» TESTO DELLA PAGINA:
'''
I riflettori del massimo campionato anglosassone hanno attirato tantissimi gruppi stranieri in cerca di visibilità e pronti a immettere liquidità per apparire sulle maglie (oltre agli israeliani di 888 Holdings anche i danesi di Bet 24, gli irlandesi di BoyleSport, SportsBet.io proveniente da Curaçao, i kenioti di SportPesa, i sudafricani di Hollywoodbets e gli asiatici di SBOBET, 188Bet, fun88, Genting Casinos, Dafabet, TLC Bet, 138.com, BetEast, K8.com, M88, ManBetX, LaBa360, OPE Sports, W88 e LoveBet), e nei cartelloni pubblicitari, finendo anche per fornire il proprio nome ad uno stadio, come successo a Stoke con bet365. Il picco è arrivato nel corso del decennio 2010-2020, quando le agenzie di scommesse, nonostante numerose perplessità legate al loro status legale e all’affidabilità in termini fiscali e tributari, sono arrivate a rappresentare il 50% degli sponsor delle squadre di Premier League nella stagione 2016/2017 e in quella 2019/2020, un dato spaventoso se si considera anche la presenza nella seconda serie inglese, dove è anche successo che uno sponsor sia apparso su più maglie contemporaneamente. È questo il caso di 32Red, partner di Leeds United, Aston Villa, Derby County, Preston North End e Middlesbrough nel corso di uno stesso campionato.
'''
» DESCRIZIONE ESERCIZIO: Nel testo sugli sponsor di scommesse nel calcio inglese, di quali squadre è stata partner 32Red nel corso di uno stesso campionato? I record non c'entrano niente con il testo.

» DATI DA ANALIZZARE:
'''
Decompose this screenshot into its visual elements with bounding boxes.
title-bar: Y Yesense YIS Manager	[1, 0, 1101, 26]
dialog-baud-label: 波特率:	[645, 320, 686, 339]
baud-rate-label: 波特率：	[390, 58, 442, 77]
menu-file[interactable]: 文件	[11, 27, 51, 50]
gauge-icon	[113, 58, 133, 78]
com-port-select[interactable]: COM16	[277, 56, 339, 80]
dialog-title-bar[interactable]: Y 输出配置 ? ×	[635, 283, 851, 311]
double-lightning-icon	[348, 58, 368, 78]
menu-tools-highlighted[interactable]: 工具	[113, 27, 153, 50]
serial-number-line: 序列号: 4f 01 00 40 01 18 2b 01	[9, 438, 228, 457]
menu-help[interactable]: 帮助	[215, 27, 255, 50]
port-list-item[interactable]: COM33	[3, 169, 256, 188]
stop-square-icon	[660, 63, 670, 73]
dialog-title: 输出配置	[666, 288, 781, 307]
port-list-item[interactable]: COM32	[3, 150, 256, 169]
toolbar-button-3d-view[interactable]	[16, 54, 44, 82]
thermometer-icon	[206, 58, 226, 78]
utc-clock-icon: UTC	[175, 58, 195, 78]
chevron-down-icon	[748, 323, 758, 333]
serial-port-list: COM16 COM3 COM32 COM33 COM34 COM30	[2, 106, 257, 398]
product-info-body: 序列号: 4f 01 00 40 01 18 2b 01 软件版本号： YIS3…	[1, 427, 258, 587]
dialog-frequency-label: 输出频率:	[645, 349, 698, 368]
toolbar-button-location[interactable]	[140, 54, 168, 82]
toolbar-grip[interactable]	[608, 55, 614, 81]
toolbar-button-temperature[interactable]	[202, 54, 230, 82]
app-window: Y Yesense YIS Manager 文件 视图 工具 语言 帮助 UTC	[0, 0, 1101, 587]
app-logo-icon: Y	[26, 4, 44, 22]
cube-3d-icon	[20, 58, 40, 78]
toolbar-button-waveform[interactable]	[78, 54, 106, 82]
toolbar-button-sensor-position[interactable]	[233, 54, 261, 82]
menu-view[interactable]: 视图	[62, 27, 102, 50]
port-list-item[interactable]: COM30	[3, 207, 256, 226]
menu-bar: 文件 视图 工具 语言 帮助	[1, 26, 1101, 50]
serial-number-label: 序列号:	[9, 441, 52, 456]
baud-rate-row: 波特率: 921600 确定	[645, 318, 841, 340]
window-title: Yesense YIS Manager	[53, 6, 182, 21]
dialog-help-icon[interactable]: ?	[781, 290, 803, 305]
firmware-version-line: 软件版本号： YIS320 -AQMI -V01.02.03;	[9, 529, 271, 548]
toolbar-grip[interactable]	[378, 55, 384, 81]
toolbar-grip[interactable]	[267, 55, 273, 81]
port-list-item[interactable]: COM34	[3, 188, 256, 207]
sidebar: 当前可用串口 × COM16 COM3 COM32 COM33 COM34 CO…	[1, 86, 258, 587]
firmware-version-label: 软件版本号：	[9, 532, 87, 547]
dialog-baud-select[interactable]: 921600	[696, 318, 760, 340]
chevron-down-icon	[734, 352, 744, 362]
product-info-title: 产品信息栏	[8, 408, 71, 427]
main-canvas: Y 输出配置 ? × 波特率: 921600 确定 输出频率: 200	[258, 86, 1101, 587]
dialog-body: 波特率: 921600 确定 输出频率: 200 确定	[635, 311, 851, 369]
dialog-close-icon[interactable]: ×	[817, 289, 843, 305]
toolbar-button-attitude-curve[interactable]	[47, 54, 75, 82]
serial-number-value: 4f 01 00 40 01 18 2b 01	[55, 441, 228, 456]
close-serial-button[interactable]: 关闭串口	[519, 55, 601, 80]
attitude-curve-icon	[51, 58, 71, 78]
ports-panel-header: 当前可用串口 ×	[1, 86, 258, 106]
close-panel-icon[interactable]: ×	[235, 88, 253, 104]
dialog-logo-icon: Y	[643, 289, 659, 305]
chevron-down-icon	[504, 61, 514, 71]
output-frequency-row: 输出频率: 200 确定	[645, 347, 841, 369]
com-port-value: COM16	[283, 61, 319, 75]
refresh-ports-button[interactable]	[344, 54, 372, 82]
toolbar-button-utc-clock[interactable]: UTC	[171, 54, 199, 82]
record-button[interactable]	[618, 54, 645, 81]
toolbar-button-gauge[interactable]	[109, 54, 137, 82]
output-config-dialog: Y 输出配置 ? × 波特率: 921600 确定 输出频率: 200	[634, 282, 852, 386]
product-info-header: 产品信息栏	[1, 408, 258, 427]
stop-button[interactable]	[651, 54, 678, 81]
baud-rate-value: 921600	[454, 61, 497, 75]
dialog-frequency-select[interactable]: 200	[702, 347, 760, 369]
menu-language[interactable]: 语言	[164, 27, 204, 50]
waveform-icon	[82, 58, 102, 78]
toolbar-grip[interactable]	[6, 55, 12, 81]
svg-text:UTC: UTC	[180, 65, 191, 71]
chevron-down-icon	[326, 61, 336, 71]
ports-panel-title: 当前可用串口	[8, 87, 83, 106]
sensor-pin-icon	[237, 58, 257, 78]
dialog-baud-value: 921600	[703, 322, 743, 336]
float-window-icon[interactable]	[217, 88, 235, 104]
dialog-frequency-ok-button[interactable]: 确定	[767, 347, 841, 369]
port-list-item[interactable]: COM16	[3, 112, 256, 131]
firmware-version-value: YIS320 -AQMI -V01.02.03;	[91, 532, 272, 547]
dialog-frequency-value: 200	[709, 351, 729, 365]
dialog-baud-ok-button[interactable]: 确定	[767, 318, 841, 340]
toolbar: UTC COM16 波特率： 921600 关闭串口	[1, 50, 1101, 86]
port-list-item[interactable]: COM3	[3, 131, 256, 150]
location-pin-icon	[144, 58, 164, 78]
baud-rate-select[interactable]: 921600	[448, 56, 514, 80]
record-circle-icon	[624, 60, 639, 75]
'''
» RISULTATO: Leeds United, Aston Villa, Derby County, Preston North End e Middlesbrough.